**GIVEN RECORDS:**
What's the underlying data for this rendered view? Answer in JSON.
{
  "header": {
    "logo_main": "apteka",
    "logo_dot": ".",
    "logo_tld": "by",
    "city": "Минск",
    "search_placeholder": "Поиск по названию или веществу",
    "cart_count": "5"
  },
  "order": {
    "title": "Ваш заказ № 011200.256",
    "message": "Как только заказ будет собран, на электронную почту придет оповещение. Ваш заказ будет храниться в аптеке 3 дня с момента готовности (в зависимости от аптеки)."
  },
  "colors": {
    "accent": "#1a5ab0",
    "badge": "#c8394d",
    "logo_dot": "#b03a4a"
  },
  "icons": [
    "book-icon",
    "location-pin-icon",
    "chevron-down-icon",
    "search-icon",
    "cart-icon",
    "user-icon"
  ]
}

**WHAT IS ASKED:** Above are the records; retype every one exactly.

**SOLUTION TO THIS EXERCISE:**
What's the underlying data for this rendered view? Answer in JSON.
{
  "header": {
    "logo_main": "apteka",
    "logo_dot": ".",
    "logo_tld": "by",
    "city": "Минск",
    "search_placeholder": "Поиск по названию или веществу",
    "cart_count": "5"
  },
  "order": {
    "title": "Ваш заказ № 011200.256",
    "message": "Как только заказ будет собран, на электронную почту придет оповещение. Ваш заказ будет храниться в аптеке 3 дня с момента готовности (в зависимости от аптеки)."
  },
  "colors": {
    "accent": "#1a5ab0",
    "badge": "#c8394d",
    "logo_dot": "#b03a4a"
  },
  "icons": [
    "book-icon",
    "location-pin-icon",
    "chevron-down-icon",
    "search-icon",
    "cart-icon",
    "user-icon"
  ]
}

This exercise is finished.